▸ **TASK DESCRIPTION**:
Write out the lines from the line containing "What does this" through the final line of the listing below, exactly, omitting every other line.

▸ **DATA EXTRACT**:
──────────────────────────────

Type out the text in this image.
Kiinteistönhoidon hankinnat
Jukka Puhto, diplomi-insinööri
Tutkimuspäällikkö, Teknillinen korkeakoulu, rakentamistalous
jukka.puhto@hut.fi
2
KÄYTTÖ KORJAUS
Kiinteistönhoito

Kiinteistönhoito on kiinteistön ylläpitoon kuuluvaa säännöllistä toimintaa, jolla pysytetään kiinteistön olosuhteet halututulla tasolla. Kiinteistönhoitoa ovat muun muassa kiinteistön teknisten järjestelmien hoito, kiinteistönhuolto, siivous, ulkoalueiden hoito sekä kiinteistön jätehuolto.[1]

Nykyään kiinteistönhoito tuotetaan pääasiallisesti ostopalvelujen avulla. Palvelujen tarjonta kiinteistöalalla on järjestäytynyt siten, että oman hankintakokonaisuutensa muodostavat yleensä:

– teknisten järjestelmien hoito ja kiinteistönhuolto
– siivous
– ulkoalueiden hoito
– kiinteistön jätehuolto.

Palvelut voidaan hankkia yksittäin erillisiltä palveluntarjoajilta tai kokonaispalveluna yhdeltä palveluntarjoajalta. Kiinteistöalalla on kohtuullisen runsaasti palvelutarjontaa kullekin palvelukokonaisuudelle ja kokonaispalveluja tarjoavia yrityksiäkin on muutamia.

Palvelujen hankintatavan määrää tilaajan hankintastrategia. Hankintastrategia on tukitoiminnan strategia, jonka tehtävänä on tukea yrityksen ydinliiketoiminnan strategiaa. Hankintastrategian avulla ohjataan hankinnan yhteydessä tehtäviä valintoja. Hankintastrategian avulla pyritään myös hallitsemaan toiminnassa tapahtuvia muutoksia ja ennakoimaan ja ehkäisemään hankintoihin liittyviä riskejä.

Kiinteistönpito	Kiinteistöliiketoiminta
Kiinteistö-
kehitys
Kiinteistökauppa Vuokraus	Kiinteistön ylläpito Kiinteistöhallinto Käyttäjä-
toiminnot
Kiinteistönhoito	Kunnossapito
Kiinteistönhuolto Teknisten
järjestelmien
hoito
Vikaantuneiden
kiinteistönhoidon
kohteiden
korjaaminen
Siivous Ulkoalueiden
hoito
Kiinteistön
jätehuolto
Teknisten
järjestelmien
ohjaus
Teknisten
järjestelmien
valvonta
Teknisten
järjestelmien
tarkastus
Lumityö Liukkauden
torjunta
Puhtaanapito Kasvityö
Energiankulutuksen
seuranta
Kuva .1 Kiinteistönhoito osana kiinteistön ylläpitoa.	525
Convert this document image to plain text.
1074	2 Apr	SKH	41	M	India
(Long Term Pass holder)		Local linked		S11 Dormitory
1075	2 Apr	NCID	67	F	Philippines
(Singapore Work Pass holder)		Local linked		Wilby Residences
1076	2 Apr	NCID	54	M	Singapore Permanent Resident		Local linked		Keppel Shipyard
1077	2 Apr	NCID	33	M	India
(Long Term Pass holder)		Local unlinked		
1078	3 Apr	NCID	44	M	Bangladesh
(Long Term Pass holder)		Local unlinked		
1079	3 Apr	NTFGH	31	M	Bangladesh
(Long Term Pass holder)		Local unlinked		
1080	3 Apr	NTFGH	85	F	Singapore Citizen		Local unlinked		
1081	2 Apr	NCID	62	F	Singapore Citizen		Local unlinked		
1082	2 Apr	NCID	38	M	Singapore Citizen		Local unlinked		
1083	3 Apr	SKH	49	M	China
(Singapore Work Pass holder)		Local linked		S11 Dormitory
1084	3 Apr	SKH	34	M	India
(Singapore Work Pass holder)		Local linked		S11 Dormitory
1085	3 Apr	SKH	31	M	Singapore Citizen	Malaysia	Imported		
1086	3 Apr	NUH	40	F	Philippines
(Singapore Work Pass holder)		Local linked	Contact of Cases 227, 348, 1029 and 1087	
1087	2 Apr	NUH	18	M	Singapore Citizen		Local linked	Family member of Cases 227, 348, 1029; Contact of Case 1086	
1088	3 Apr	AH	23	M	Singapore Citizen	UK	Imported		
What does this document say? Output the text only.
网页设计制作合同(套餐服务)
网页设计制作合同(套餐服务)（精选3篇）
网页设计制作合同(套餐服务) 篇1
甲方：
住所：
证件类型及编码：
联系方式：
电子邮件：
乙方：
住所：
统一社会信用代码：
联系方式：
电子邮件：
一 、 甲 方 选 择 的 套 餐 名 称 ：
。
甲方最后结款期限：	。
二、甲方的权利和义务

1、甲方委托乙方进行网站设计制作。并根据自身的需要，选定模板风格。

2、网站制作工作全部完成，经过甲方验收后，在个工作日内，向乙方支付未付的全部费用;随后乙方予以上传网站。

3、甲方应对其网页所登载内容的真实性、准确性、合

──────────────────────────────

▸ **THE COMPLETED TASK**:
What does this document say? Output the text only.
网页设计制作合同(套餐服务)
网页设计制作合同(套餐服务)（精选3篇）
网页设计制作合同(套餐服务) 篇1
甲方：
住所：
证件类型及编码：
联系方式：
电子邮件：
乙方：
住所：
统一社会信用代码：
联系方式：
电子邮件：
一 、 甲 方 选 择 的 套 餐 名 称 ：
。
甲方最后结款期限：	。
二、甲方的权利和义务

1、甲方委托乙方进行网站设计制作。并根据自身的需要，选定模板风格。

2、网站制作工作全部完成，经过甲方验收后，在个工作日内，向乙方支付未付的全部费用;随后乙方予以上传网站。

3、甲方应对其网页所登载内容的真实性、准确性、合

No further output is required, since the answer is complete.